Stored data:
════

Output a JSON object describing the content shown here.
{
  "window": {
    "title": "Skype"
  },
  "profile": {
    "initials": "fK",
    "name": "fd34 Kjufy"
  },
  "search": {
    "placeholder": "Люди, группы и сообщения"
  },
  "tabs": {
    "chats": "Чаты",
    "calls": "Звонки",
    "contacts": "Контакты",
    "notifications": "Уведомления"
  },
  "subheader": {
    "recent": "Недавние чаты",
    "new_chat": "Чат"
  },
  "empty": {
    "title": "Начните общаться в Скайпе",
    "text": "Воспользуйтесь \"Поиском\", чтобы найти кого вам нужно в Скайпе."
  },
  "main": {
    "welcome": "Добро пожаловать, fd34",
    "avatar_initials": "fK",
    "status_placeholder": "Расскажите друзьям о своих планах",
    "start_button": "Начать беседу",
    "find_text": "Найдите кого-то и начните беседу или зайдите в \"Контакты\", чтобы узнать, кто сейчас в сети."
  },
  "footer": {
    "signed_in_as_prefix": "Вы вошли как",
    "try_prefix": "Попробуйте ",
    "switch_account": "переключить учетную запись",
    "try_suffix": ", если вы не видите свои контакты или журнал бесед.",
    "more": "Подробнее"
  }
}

════

Instructions for the task: Transcribe every entry verbatim.

Complete response:
Output a JSON object describing the content shown here.
{
  "window": {
    "title": "Skype"
  },
  "profile": {
    "initials": "fK",
    "name": "fd34 Kjufy"
  },
  "search": {
    "placeholder": "Люди, группы и сообщения"
  },
  "tabs": {
    "chats": "Чаты",
    "calls": "Звонки",
    "contacts": "Контакты",
    "notifications": "Уведомления"
  },
  "subheader": {
    "recent": "Недавние чаты",
    "new_chat": "Чат"
  },
  "empty": {
    "title": "Начните общаться в Скайпе",
    "text": "Воспользуйтесь \"Поиском\", чтобы найти кого вам нужно в Скайпе."
  },
  "main": {
    "welcome": "Добро пожаловать, fd34",
    "avatar_initials": "fK",
    "status_placeholder": "Расскажите друзьям о своих планах",
    "start_button": "Начать беседу",
    "find_text": "Найдите кого-то и начните беседу или зайдите в \"Контакты\", чтобы узнать, кто сейчас в сети."
  },
  "footer": {
    "signed_in_as_prefix": "Вы вошли как",
    "try_prefix": "Попробуйте ",
    "switch_account": "переключить учетную запись",
    "try_suffix": ", если вы не видите свои контакты или журнал бесед.",
    "more": "Подробнее"
  }
}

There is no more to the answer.